=== Exercise material ===
## Begin

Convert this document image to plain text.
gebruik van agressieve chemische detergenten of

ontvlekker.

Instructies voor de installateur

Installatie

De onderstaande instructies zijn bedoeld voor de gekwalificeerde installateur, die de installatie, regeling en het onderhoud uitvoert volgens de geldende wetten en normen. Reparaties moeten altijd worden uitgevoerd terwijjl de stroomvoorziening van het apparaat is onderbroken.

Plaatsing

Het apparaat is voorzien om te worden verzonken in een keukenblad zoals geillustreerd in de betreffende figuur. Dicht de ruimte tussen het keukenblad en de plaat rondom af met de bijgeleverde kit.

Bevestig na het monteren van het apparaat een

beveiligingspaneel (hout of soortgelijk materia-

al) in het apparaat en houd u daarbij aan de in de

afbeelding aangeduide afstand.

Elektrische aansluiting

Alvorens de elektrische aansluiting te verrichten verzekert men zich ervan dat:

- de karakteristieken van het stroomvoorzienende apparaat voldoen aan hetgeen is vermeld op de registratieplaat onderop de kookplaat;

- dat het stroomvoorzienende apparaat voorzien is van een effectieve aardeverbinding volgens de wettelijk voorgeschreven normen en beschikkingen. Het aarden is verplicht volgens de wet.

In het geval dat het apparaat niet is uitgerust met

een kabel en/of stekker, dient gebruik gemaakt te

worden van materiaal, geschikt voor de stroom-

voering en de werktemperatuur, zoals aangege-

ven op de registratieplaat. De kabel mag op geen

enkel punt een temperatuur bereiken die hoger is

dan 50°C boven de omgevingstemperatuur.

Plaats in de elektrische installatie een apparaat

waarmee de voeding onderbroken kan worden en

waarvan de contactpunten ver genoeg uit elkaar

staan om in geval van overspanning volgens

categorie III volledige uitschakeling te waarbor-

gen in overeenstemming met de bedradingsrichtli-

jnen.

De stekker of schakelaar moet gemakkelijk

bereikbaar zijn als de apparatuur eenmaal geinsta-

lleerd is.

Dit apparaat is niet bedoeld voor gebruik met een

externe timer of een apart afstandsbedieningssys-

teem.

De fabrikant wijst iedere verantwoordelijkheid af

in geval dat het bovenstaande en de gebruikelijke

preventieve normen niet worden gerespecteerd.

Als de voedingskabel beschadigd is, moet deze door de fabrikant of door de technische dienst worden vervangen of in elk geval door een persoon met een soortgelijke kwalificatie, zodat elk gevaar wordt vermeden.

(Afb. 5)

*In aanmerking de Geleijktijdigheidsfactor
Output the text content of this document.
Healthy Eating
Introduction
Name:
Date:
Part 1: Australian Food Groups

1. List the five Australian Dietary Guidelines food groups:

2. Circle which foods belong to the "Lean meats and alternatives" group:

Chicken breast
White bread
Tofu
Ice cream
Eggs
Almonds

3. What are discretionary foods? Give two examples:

## End
## Begin

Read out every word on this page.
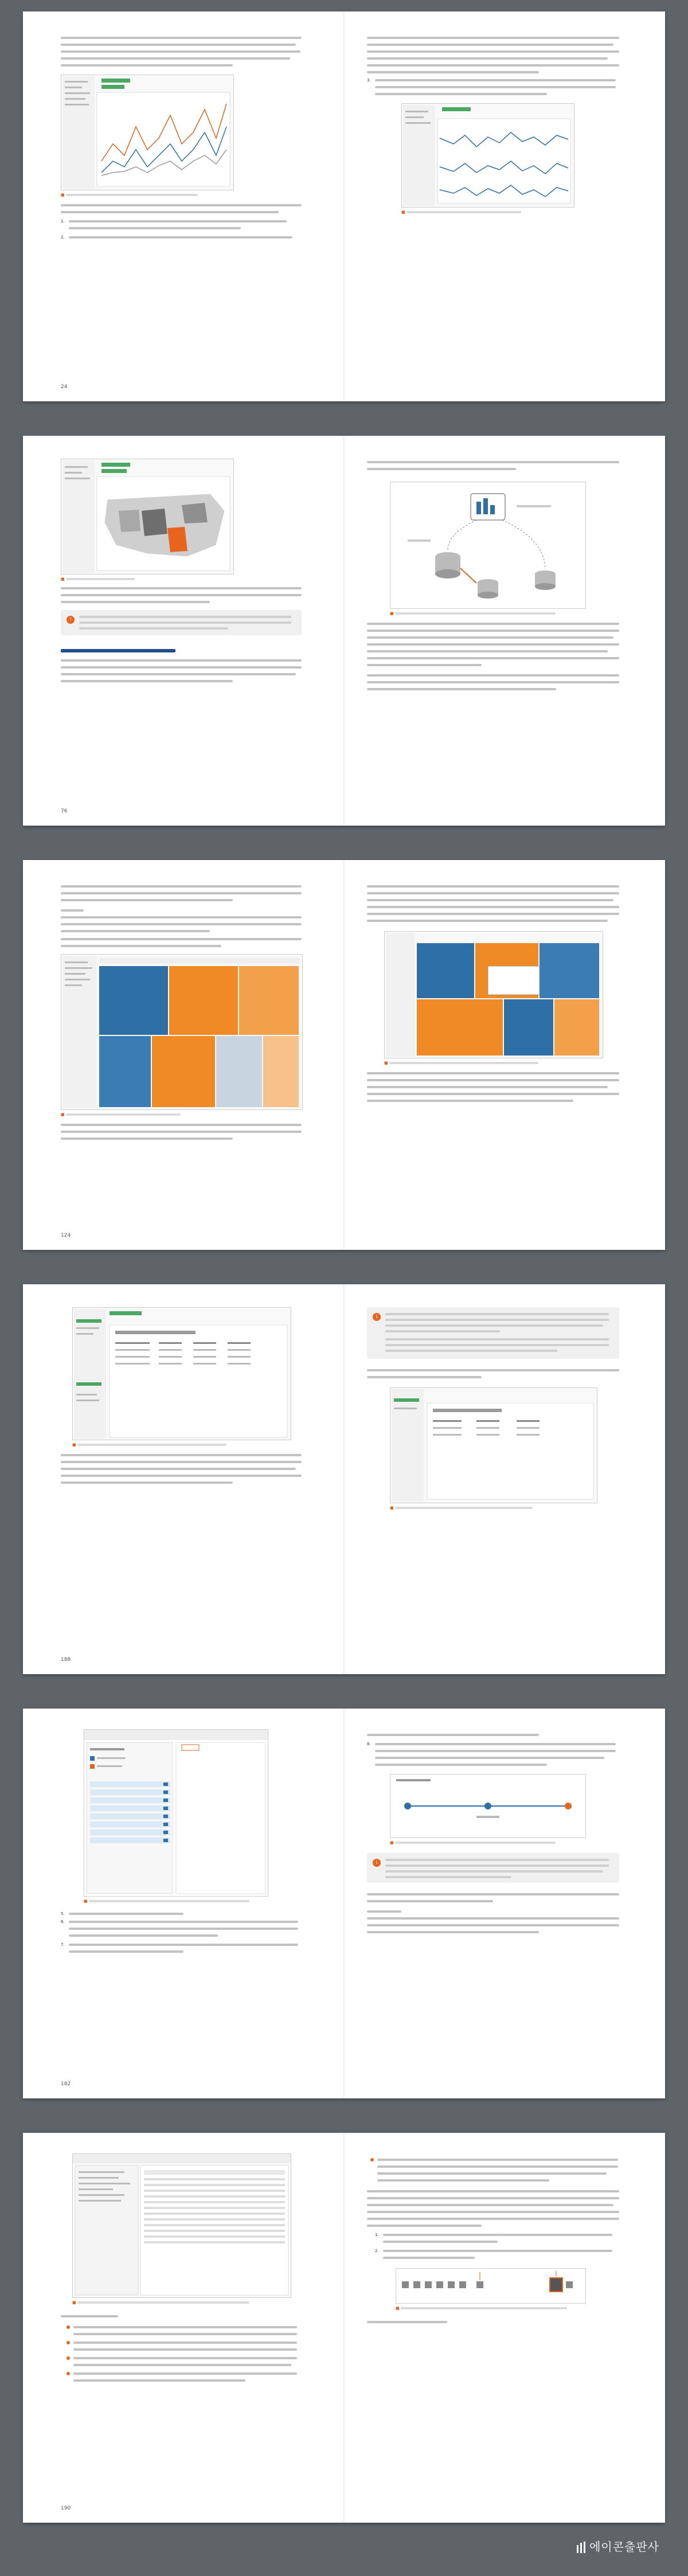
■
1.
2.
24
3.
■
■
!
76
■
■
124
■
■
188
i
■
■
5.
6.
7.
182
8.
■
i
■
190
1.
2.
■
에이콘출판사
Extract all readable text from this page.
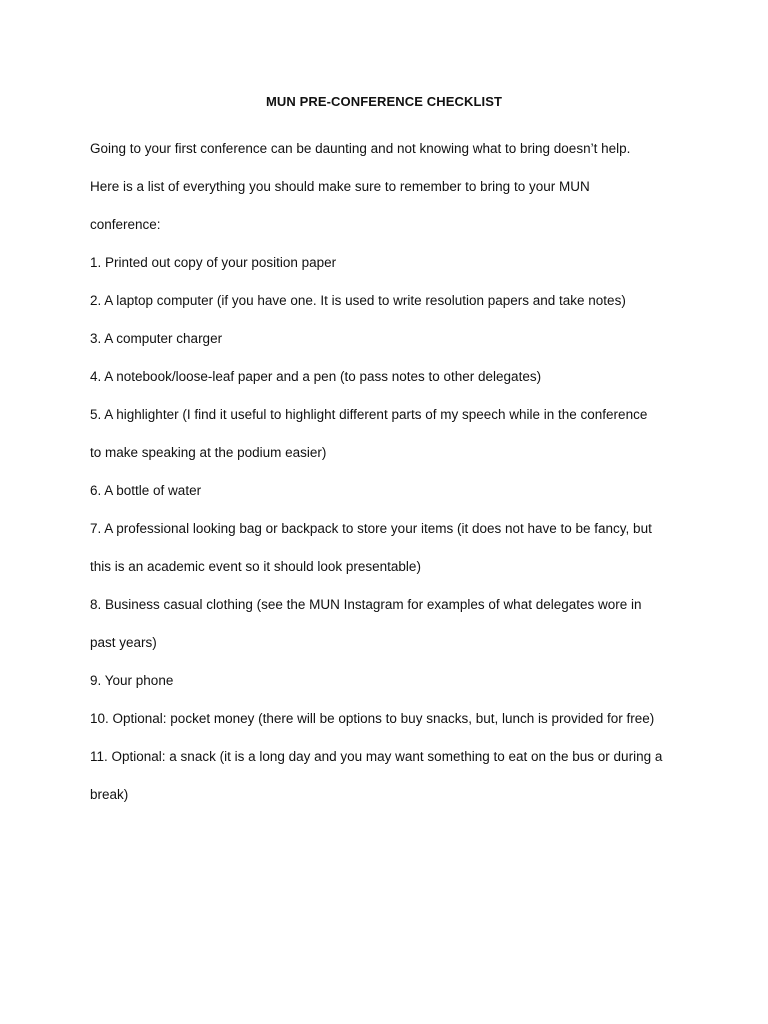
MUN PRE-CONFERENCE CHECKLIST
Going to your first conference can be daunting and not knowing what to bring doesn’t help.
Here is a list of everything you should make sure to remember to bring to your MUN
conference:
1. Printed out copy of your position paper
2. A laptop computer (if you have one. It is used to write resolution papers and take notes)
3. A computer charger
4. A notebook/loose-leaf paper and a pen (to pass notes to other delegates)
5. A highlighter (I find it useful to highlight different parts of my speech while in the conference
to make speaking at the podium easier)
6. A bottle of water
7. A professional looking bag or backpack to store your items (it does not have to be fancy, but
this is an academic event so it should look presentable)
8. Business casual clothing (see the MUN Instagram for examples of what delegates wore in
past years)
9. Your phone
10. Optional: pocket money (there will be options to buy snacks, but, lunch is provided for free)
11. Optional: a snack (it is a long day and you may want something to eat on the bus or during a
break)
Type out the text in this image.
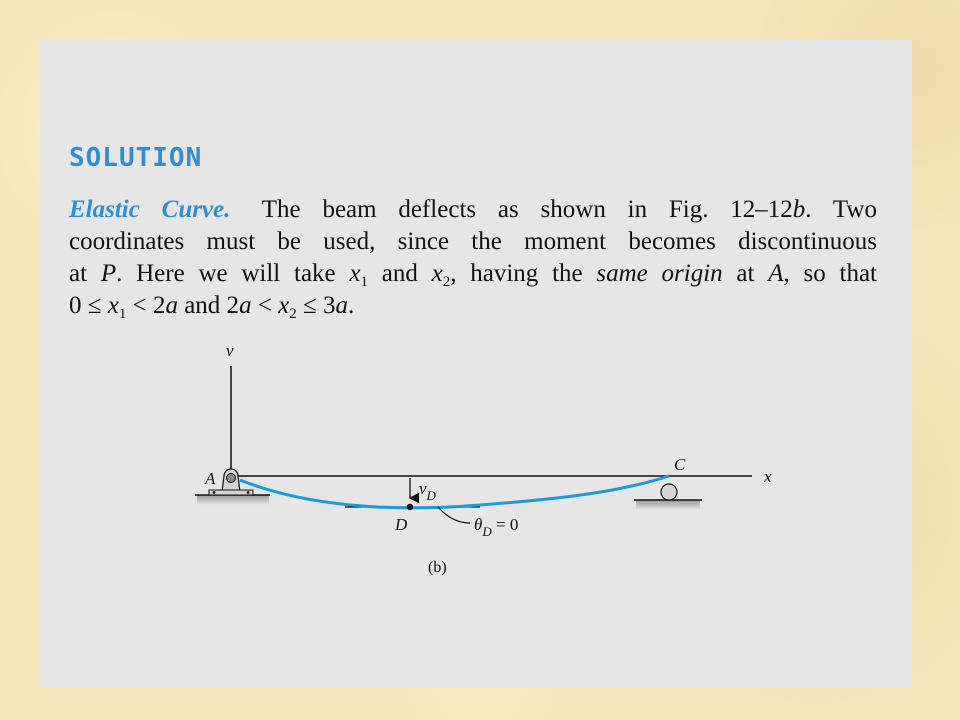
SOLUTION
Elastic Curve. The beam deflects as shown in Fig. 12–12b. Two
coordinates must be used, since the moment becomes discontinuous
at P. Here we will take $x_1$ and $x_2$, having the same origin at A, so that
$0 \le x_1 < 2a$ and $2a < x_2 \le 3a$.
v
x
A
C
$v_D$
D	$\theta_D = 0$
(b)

## End
## Begin

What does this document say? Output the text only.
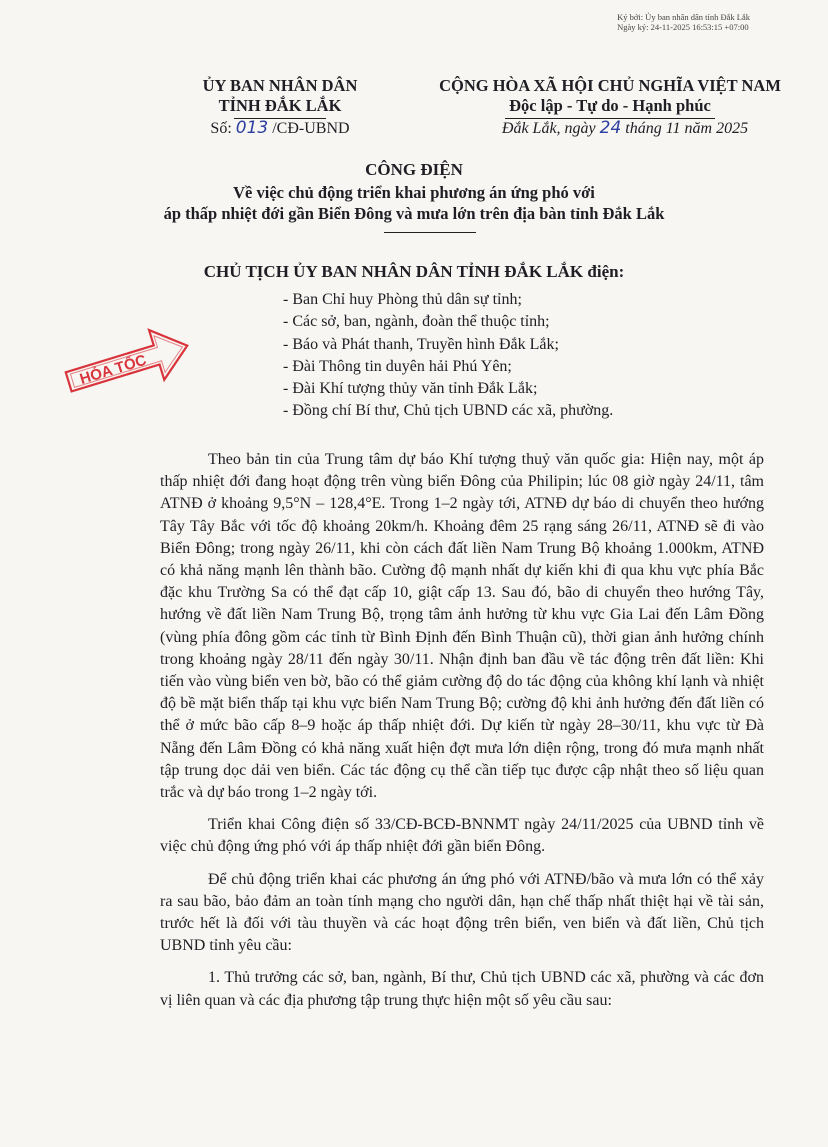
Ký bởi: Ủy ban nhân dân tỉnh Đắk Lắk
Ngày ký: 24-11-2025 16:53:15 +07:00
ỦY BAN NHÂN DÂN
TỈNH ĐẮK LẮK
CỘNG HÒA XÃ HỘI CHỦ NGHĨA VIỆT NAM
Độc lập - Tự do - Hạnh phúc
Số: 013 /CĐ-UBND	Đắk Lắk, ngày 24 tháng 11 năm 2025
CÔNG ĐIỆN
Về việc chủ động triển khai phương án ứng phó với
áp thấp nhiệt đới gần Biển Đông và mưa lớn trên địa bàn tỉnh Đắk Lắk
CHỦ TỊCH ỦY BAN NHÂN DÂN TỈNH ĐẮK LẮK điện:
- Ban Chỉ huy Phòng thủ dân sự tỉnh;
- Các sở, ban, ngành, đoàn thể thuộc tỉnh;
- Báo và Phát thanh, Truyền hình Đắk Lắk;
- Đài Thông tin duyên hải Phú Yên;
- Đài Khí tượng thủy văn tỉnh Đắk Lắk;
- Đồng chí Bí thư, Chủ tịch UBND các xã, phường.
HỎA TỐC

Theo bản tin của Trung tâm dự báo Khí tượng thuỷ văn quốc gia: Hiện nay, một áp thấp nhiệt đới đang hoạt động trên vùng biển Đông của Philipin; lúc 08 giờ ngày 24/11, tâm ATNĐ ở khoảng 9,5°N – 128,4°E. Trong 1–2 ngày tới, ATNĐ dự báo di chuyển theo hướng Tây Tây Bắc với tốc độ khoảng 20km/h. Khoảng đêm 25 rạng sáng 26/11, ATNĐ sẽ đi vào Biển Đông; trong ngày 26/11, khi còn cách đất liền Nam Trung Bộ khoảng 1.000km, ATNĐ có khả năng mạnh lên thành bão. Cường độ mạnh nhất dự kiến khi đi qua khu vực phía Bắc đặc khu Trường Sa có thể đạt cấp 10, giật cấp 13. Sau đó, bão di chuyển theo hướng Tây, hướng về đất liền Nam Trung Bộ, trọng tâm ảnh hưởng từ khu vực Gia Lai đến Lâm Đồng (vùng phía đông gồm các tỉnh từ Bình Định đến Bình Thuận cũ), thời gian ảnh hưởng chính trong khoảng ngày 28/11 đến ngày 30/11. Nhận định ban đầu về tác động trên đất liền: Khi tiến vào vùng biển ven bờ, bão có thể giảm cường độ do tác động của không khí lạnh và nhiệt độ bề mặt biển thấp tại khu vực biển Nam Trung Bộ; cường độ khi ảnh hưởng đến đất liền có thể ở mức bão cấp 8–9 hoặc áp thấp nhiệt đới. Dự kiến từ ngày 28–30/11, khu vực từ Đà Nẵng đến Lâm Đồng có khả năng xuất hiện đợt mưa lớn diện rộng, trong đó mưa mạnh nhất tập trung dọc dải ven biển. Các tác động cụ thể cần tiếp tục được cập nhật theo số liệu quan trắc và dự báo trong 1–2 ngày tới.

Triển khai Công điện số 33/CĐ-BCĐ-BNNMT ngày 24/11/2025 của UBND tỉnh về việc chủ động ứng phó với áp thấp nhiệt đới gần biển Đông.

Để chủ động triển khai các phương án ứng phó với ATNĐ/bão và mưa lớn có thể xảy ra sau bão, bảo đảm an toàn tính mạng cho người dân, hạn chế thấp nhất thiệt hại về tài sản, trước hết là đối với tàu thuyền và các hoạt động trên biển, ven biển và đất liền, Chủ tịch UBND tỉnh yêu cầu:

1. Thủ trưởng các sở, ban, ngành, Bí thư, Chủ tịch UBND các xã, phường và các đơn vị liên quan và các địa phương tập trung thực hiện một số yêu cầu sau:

## End

=== Required task ===
Collect each line above holding the string "document".

=== Result ===
Convert this document image to plain text.
Output the text content of this document.
What does this document say? Output the text only.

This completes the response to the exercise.